Rows from a layout dataset
● ● ● ● ● ● ●
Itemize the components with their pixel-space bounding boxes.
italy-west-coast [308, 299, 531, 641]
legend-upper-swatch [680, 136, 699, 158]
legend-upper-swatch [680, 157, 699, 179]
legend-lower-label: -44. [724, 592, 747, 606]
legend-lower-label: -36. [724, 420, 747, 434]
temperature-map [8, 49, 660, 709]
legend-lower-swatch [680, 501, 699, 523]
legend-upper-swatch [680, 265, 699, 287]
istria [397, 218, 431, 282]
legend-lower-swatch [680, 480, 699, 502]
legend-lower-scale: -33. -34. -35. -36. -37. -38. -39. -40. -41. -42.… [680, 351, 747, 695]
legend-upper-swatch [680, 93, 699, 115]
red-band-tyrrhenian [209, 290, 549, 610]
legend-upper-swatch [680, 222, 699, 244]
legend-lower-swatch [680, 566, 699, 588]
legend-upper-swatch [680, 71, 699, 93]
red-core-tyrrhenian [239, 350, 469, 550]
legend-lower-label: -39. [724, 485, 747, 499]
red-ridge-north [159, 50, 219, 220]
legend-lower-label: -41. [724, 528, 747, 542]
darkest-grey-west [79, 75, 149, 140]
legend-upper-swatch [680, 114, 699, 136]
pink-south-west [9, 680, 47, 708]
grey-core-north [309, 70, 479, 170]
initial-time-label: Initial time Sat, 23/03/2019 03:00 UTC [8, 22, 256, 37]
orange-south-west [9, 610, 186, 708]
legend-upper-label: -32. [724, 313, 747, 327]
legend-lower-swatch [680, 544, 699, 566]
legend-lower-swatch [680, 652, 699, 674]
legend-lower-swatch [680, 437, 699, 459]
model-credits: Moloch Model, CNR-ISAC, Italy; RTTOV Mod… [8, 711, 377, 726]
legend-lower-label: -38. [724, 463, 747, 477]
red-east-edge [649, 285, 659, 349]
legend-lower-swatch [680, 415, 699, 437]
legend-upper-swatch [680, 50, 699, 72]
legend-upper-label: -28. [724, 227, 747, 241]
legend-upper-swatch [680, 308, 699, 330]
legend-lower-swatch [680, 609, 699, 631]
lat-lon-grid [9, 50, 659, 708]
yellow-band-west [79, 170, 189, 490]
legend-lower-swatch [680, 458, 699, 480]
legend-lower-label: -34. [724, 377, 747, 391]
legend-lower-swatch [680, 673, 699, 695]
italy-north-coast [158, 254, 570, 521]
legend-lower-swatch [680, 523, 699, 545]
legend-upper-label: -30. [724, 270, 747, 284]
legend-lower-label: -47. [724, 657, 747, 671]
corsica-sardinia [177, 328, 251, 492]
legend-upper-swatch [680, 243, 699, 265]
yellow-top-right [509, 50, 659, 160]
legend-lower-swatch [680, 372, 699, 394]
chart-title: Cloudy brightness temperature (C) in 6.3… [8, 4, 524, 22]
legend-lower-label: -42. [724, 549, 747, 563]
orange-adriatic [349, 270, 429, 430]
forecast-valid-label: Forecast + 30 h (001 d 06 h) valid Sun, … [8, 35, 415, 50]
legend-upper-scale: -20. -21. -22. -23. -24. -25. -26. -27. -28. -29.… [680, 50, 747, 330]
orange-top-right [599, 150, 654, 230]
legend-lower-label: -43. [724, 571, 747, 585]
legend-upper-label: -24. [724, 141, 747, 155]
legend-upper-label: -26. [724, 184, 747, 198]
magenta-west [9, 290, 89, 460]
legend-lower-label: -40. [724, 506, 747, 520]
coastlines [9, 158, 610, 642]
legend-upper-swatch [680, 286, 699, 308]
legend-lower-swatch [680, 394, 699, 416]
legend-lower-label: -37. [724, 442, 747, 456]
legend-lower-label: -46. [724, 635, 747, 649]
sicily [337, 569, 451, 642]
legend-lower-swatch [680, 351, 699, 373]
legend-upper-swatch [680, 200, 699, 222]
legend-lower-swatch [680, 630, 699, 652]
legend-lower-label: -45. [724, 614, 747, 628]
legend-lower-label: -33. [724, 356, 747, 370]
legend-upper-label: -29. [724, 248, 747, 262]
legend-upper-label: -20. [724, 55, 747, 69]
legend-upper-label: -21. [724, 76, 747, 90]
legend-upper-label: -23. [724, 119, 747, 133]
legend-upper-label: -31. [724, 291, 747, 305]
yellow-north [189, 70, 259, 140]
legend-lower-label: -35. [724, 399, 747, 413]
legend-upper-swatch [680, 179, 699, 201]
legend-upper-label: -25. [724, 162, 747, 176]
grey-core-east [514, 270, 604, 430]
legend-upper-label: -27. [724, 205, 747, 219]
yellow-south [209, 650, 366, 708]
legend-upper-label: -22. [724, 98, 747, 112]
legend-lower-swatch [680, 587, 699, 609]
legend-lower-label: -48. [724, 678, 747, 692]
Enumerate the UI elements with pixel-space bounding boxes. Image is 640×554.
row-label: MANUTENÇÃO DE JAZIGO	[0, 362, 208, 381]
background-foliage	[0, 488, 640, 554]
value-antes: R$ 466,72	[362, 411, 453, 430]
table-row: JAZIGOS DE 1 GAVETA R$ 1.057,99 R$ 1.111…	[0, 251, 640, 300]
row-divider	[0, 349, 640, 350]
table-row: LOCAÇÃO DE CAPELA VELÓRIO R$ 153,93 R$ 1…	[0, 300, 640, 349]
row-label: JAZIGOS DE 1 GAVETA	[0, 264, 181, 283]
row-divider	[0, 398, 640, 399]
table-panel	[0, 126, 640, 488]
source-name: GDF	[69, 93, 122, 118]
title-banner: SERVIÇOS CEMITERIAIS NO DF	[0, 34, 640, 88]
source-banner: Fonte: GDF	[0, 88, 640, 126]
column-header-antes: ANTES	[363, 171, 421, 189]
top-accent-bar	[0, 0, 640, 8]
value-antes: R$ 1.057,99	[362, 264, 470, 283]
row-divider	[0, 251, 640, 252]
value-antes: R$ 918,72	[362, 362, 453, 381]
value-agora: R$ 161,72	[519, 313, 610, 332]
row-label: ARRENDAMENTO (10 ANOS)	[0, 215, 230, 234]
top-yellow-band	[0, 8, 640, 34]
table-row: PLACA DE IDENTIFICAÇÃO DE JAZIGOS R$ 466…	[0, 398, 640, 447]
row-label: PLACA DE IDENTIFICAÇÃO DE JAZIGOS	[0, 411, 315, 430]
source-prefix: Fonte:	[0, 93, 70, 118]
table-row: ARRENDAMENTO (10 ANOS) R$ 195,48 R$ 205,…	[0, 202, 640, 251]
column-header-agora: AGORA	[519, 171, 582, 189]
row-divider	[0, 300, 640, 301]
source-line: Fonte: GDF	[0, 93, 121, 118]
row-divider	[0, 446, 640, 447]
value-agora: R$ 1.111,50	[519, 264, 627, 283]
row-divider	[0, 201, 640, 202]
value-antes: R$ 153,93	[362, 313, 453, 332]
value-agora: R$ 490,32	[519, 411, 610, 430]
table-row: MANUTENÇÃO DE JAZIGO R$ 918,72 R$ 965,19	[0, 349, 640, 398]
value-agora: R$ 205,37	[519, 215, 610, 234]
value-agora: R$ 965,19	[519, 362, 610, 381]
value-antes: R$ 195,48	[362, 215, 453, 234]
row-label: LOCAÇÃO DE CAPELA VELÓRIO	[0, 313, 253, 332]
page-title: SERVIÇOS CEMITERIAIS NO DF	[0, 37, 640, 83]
● ● ● ● ● ● ●
◆ **AIM OF THE EXERCISE**
Rewrite the material from its first line through the line holding "legend-lower-swatch [680, 544, 699, 566]", inclusive, as a Markdown table with the columns Row and Entry, numbering each line and omitting blank lines.

◆ **OUTPUT**
| Row | Entry |
|---|---|
| 1 | Itemize the components with their pixel-space bounding boxes. |
| 2 | italy-west-coast [308, 299, 531, 641] |
| 3 | legend-upper-swatch [680, 136, 699, 158] |
| 4 | legend-upper-swatch [680, 157, 699, 179] |
| 5 | legend-lower-label: -44. [724, 592, 747, 606] |
| 6 | legend-lower-label: -36. [724, 420, 747, 434] |
| 7 | temperature-map [8, 49, 660, 709] |
| 8 | legend-lower-swatch [680, 501, 699, 523] |
| 9 | legend-upper-swatch [680, 265, 699, 287] |
| 10 | istria [397, 218, 431, 282] |
| 11 | legend-lower-swatch [680, 480, 699, 502] |
| 12 | legend-lower-scale: -33. -34. -35. -36. -37. -38. -39. -40. -41. -42.… [680, 351, 747, 695] |
| 13 | legend-upper-swatch [680, 93, 699, 115] |
| 14 | red-band-tyrrhenian [209, 290, 549, 610] |
| 15 | legend-upper-swatch [680, 222, 699, 244] |
| 16 | legend-lower-swatch [680, 566, 699, 588] |
| 17 | legend-upper-swatch [680, 71, 699, 93] |
| 18 | red-core-tyrrhenian [239, 350, 469, 550] |
| 19 | legend-lower-label: -39. [724, 485, 747, 499] |
| 20 | red-ridge-north [159, 50, 219, 220] |
| 21 | legend-lower-label: -41. [724, 528, 747, 542] |
| 22 | darkest-grey-west [79, 75, 149, 140] |
| 23 | legend-upper-swatch [680, 114, 699, 136] |
| 24 | pink-south-west [9, 680, 47, 708] |
| 25 | grey-core-north [309, 70, 479, 170] |
| 26 | initial-time-label: Initial time Sat, 23/03/2019 03:00 UTC [8, 22, 256, 37] |
| 27 | orange-south-west [9, 610, 186, 708] |
| 28 | legend-upper-label: -32. [724, 313, 747, 327] |
| 29 | legend-lower-swatch [680, 544, 699, 566] |